## DIRECTION
Identify and pull out each line of the entries in which "name" occurs.

● ● ● ●

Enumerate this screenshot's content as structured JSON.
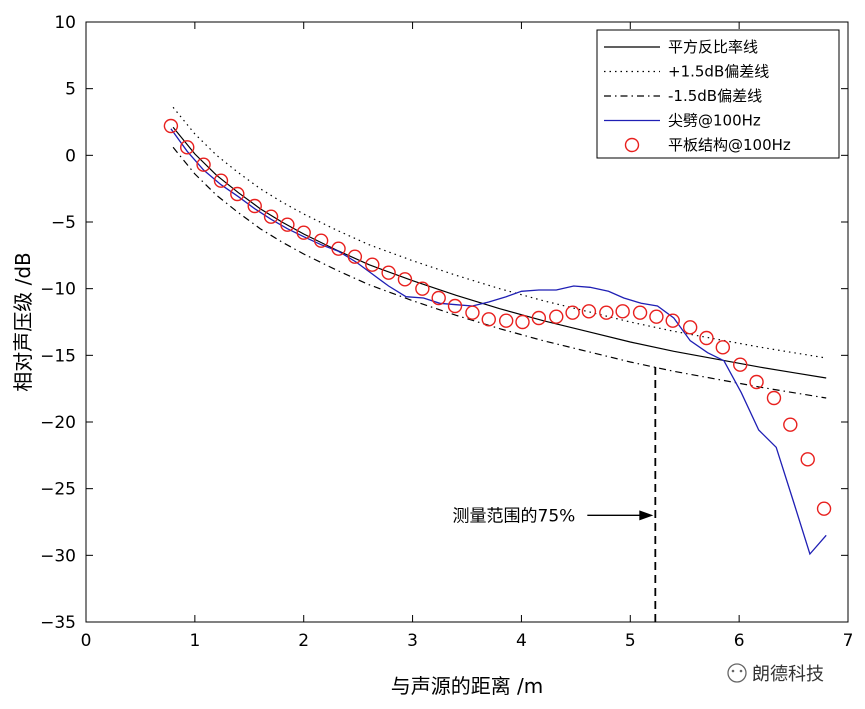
{
  "chart_data": {
    "type": "line",
    "xlabel": "与声源的距离 /m",
    "ylabel": "相对声压级 /dB",
    "xlim": [
      0,
      7
    ],
    "ylim": [
      -35,
      10
    ],
    "xticks": [
      0,
      1,
      2,
      3,
      4,
      5,
      6,
      7
    ],
    "yticks": [
      10,
      5,
      0,
      -5,
      -10,
      -15,
      -20,
      -25,
      -30,
      -35
    ],
    "grid": false,
    "legend_position": "top-right",
    "series": [
      {
        "name": "平方反比率线",
        "style": "solid",
        "color": "#000000",
        "x": [
          0.8,
          1.0,
          1.2,
          1.4,
          1.6,
          1.8,
          2.0,
          2.3,
          2.6,
          3.0,
          3.4,
          3.8,
          4.2,
          4.6,
          5.0,
          5.4,
          5.8,
          6.2,
          6.5,
          6.8
        ],
        "y": [
          2.1,
          0.1,
          -1.5,
          -2.8,
          -4.0,
          -5.0,
          -5.9,
          -7.1,
          -8.2,
          -9.4,
          -10.5,
          -11.5,
          -12.4,
          -13.2,
          -14.0,
          -14.7,
          -15.3,
          -15.9,
          -16.3,
          -16.7
        ]
      },
      {
        "name": "+1.5dB偏差线",
        "style": "dotted",
        "color": "#000000",
        "x": [
          0.8,
          1.0,
          1.2,
          1.4,
          1.6,
          1.8,
          2.0,
          2.3,
          2.6,
          3.0,
          3.4,
          3.8,
          4.2,
          4.6,
          5.0,
          5.4,
          5.8,
          6.2,
          6.5,
          6.8
        ],
        "y": [
          3.6,
          1.6,
          0.0,
          -1.3,
          -2.5,
          -3.5,
          -4.4,
          -5.6,
          -6.7,
          -7.9,
          -9.0,
          -10.0,
          -10.9,
          -11.7,
          -12.5,
          -13.2,
          -13.8,
          -14.4,
          -14.8,
          -15.2
        ]
      },
      {
        "name": "-1.5dB偏差线",
        "style": "dashdot",
        "color": "#000000",
        "x": [
          0.8,
          1.0,
          1.2,
          1.4,
          1.6,
          1.8,
          2.0,
          2.3,
          2.6,
          3.0,
          3.4,
          3.8,
          4.2,
          4.6,
          5.0,
          5.4,
          5.8,
          6.2,
          6.5,
          6.8
        ],
        "y": [
          0.6,
          -1.4,
          -3.0,
          -4.3,
          -5.5,
          -6.5,
          -7.4,
          -8.6,
          -9.7,
          -10.9,
          -12.0,
          -13.0,
          -13.9,
          -14.7,
          -15.5,
          -16.2,
          -16.8,
          -17.4,
          -17.8,
          -18.2
        ]
      },
      {
        "name": "尖劈@100Hz",
        "style": "solid",
        "color": "#1f1fb4",
        "x": [
          0.78,
          0.93,
          1.08,
          1.24,
          1.4,
          1.55,
          1.7,
          1.85,
          2.0,
          2.16,
          2.32,
          2.48,
          2.63,
          2.78,
          2.94,
          3.1,
          3.25,
          3.4,
          3.55,
          3.7,
          3.86,
          4.0,
          4.16,
          4.32,
          4.48,
          4.63,
          4.8,
          4.94,
          5.1,
          5.25,
          5.4,
          5.55,
          5.71,
          5.86,
          6.02,
          6.18,
          6.34,
          6.5,
          6.65,
          6.8
        ],
        "y": [
          2.0,
          0.3,
          -1.1,
          -2.2,
          -3.1,
          -4.0,
          -4.8,
          -5.5,
          -6.1,
          -6.7,
          -7.2,
          -8.0,
          -8.9,
          -9.8,
          -10.6,
          -10.7,
          -11.1,
          -11.2,
          -11.3,
          -11.0,
          -10.6,
          -10.2,
          -10.1,
          -10.1,
          -9.8,
          -9.9,
          -10.2,
          -10.7,
          -11.1,
          -11.3,
          -12.2,
          -13.9,
          -14.8,
          -15.4,
          -17.8,
          -20.6,
          -21.9,
          -26.0,
          -29.9,
          -28.5
        ]
      },
      {
        "name": "平板结构@100Hz",
        "style": "marker",
        "marker": "circle",
        "color": "#e8201e",
        "x": [
          0.78,
          0.93,
          1.08,
          1.24,
          1.39,
          1.55,
          1.7,
          1.85,
          2.0,
          2.16,
          2.32,
          2.47,
          2.63,
          2.78,
          2.93,
          3.09,
          3.24,
          3.39,
          3.55,
          3.7,
          3.86,
          4.01,
          4.16,
          4.32,
          4.47,
          4.62,
          4.78,
          4.93,
          5.09,
          5.24,
          5.39,
          5.55,
          5.7,
          5.85,
          6.01,
          6.16,
          6.32,
          6.47,
          6.63,
          6.78
        ],
        "y": [
          2.2,
          0.6,
          -0.7,
          -1.9,
          -2.9,
          -3.8,
          -4.6,
          -5.2,
          -5.8,
          -6.4,
          -7.0,
          -7.6,
          -8.2,
          -8.8,
          -9.3,
          -10.0,
          -10.7,
          -11.3,
          -11.8,
          -12.3,
          -12.4,
          -12.5,
          -12.2,
          -12.1,
          -11.8,
          -11.7,
          -11.8,
          -11.7,
          -11.8,
          -12.1,
          -12.4,
          -12.9,
          -13.7,
          -14.4,
          -15.7,
          -17.0,
          -18.2,
          -20.2,
          -22.8,
          -26.5
        ]
      }
    ],
    "vline": {
      "x": 5.23,
      "style": "dashed",
      "color": "#000000"
    },
    "annotation": {
      "text": "测量范围的75%",
      "arrow_x": 5.23,
      "y": -27
    }
  },
  "watermark": {
    "text": "朗德科技"
  }
}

● ● ● ●

## SOLUTION BELOW
        "name": "平方反比率线",
        "name": "+1.5dB偏差线",
        "name": "-1.5dB偏差线",
        "name": "尖劈@100Hz",
        "name": "平板结构@100Hz",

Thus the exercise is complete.